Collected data
━━━━━━━━━━━━━━━━━━━━
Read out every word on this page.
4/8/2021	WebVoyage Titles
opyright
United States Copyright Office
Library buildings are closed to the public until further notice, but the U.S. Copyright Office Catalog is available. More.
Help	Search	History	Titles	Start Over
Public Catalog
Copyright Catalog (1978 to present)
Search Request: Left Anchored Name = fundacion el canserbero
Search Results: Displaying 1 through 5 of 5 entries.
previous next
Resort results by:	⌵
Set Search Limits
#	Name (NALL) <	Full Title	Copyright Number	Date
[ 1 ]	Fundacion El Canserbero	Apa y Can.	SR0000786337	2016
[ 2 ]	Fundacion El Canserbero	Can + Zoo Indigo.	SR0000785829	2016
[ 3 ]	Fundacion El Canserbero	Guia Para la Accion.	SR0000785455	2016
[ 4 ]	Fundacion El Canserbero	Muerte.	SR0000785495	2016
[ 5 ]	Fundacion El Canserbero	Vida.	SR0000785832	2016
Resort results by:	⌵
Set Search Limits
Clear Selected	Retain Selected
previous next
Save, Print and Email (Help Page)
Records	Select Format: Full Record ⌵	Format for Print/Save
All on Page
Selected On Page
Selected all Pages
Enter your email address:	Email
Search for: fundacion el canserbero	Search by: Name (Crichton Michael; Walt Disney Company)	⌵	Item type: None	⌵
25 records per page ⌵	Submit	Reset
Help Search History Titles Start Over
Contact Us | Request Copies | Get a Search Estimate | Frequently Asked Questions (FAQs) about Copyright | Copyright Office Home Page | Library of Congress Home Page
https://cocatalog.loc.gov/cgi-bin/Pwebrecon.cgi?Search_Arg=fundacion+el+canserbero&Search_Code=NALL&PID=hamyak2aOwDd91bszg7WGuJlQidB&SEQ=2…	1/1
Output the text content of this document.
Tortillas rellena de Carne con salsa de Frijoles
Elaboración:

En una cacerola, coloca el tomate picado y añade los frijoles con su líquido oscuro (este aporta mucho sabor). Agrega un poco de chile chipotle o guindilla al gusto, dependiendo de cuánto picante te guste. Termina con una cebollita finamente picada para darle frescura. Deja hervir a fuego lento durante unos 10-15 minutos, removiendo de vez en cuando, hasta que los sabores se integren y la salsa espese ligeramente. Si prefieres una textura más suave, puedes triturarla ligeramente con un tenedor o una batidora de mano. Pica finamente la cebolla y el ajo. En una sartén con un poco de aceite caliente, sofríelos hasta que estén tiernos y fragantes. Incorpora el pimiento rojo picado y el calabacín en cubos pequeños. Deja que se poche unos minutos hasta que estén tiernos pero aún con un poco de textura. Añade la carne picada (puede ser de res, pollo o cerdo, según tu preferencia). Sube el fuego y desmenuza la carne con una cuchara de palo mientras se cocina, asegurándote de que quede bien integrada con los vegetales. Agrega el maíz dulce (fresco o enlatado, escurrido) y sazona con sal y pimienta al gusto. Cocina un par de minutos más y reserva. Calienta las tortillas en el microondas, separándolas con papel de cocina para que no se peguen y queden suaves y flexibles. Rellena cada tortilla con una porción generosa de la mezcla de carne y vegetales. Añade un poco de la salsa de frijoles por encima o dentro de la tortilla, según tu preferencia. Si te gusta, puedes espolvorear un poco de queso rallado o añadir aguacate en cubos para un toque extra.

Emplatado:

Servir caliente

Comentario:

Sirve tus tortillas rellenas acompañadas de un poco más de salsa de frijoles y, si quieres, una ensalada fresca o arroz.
━━━━━━━━━━━━━━━━━━━━
## GOAL
Select and copy every line from the records that includes the word "Selected".

## EXERCISE SOLUTION
Clear Selected	Retain Selected
Selected On Page
Selected all Pages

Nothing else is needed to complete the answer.